#### Records supplied

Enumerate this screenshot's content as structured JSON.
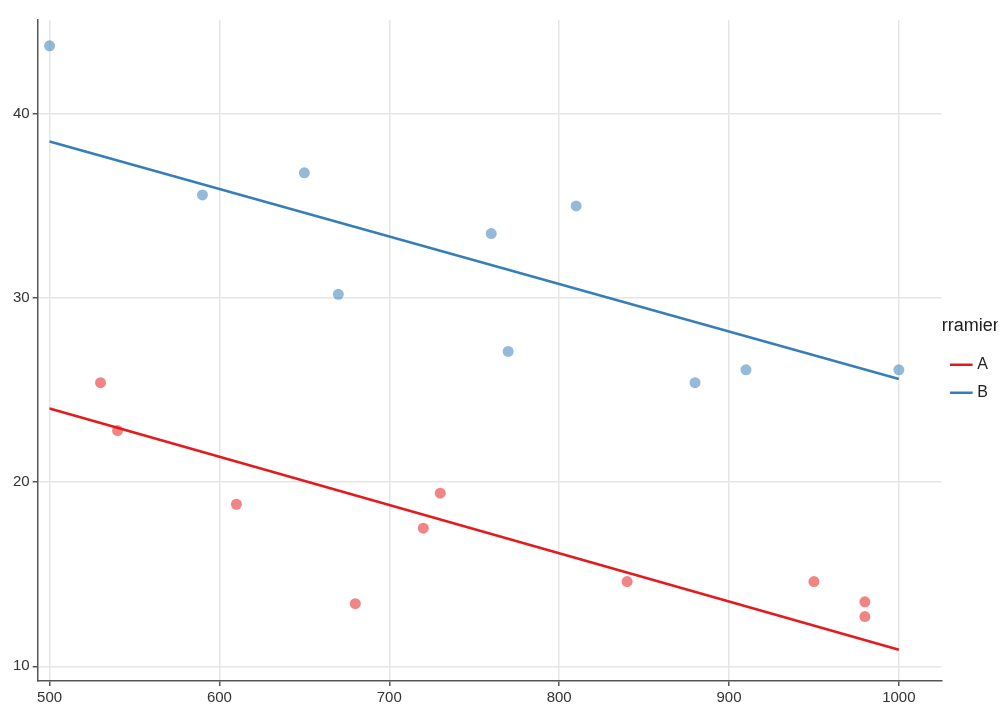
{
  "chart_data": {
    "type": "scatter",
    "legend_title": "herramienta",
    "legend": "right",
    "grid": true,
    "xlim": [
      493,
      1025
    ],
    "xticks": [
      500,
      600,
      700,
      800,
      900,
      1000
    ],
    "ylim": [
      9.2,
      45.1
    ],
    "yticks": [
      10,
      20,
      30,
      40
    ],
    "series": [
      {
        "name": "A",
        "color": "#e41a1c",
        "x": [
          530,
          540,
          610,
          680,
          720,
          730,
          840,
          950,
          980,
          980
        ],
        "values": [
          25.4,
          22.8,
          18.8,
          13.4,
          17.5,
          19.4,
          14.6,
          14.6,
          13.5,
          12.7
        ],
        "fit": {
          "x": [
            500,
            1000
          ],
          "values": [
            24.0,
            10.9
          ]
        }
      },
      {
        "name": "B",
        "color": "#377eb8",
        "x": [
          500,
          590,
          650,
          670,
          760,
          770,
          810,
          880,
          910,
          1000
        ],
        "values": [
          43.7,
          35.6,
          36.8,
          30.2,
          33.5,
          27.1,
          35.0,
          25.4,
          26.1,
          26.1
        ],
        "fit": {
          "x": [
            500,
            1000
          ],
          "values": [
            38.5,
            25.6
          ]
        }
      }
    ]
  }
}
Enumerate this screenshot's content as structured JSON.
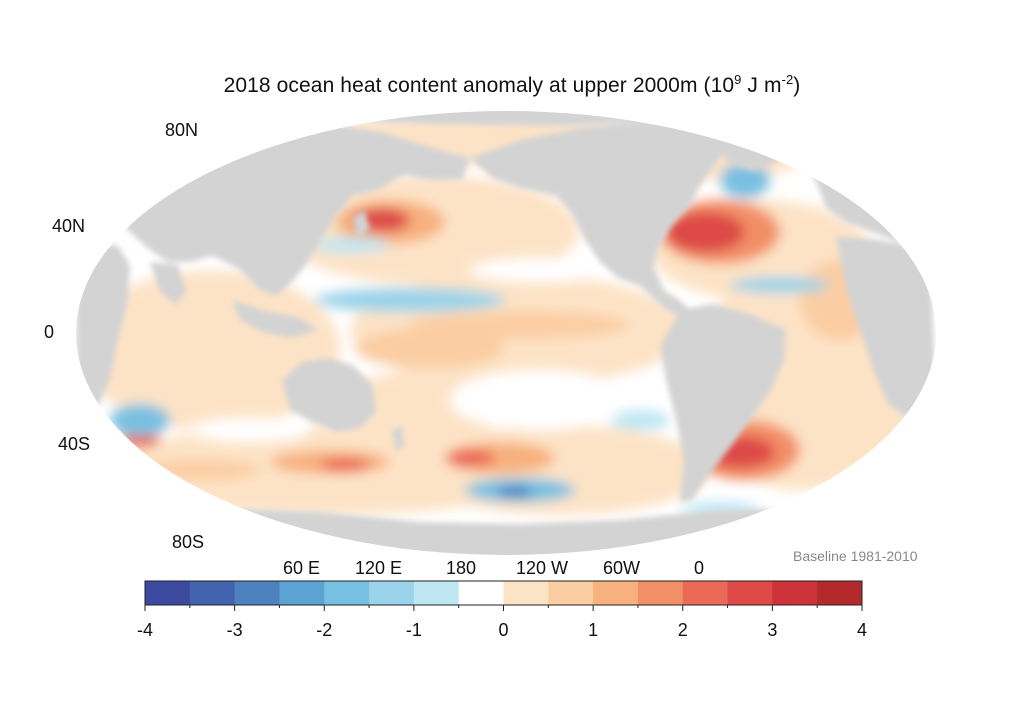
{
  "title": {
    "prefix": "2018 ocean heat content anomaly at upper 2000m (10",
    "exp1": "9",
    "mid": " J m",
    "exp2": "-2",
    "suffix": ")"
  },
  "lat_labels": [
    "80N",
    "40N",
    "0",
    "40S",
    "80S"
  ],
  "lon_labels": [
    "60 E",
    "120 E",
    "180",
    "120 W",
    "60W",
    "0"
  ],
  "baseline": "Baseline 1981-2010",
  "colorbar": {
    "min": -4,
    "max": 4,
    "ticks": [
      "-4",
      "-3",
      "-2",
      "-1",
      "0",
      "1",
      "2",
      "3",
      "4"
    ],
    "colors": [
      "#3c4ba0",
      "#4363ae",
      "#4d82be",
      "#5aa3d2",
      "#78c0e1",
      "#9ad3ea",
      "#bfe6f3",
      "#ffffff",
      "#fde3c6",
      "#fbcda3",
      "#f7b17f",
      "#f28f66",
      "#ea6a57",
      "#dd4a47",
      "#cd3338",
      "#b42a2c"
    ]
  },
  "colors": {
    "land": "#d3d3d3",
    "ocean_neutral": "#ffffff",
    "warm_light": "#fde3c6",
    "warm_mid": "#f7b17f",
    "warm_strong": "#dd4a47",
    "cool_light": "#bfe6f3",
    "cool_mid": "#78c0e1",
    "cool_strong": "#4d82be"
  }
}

########

Your copy of the data should match it exactly, except that pictures are left out.

Enumerate this screenshot's content as structured JSON.
{
  "chart_data": {
    "type": "scatter",
    "legend_title": "herramienta",
    "legend": "right",
    "grid": true,
    "xlim": [
      493,
      1025
    ],
    "xticks": [
      500,
      600,
      700,
      800,
      900,
      1000
    ],
    "ylim": [
      9.2,
      45.1
    ],
    "yticks": [
      10,
      20,
      30,
      40
    ],
    "series": [
      {
        "name": "A",
        "color": "#e41a1c",
        "x": [
          530,
          540,
          610,
          680,
          720,
          730,
          840,
          950,
          980,
          980
        ],
        "values": [
          25.4,
          22.8,
          18.8,
          13.4,
          17.5,
          19.4,
          14.6,
          14.6,
          13.5,
          12.7
        ],
        "fit": {
          "x": [
            500,
            1000
          ],
          "values": [
            24.0,
            10.9
          ]
        }
      },
      {
        "name": "B",
        "color": "#377eb8",
        "x": [
          500,
          590,
          650,
          670,
          760,
          770,
          810,
          880,
          910,
          1000
        ],
        "values": [
          43.7,
          35.6,
          36.8,
          30.2,
          33.5,
          27.1,
          35.0,
          25.4,
          26.1,
          26.1
        ],
        "fit": {
          "x": [
            500,
            1000
          ],
          "values": [
            38.5,
            25.6
          ]
        }
      }
    ]
  }
}
Enumerate this screenshot's content as structured JSON.
{
  "title": {
    "prefix": "2018 ocean heat content anomaly at upper 2000m (10",
    "exp1": "9",
    "mid": " J m",
    "exp2": "-2",
    "suffix": ")"
  },
  "lat_labels": [
    "80N",
    "40N",
    "0",
    "40S",
    "80S"
  ],
  "lon_labels": [
    "60 E",
    "120 E",
    "180",
    "120 W",
    "60W",
    "0"
  ],
  "baseline": "Baseline 1981-2010",
  "colorbar": {
    "min": -4,
    "max": 4,
    "ticks": [
      "-4",
      "-3",
      "-2",
      "-1",
      "0",
      "1",
      "2",
      "3",
      "4"
    ],
    "colors": [
      "#3c4ba0",
      "#4363ae",
      "#4d82be",
      "#5aa3d2",
      "#78c0e1",
      "#9ad3ea",
      "#bfe6f3",
      "#ffffff",
      "#fde3c6",
      "#fbcda3",
      "#f7b17f",
      "#f28f66",
      "#ea6a57",
      "#dd4a47",
      "#cd3338",
      "#b42a2c"
    ]
  },
  "colors": {
    "land": "#d3d3d3",
    "ocean_neutral": "#ffffff",
    "warm_light": "#fde3c6",
    "warm_mid": "#f7b17f",
    "warm_strong": "#dd4a47",
    "cool_light": "#bfe6f3",
    "cool_mid": "#78c0e1",
    "cool_strong": "#4d82be"
  }
}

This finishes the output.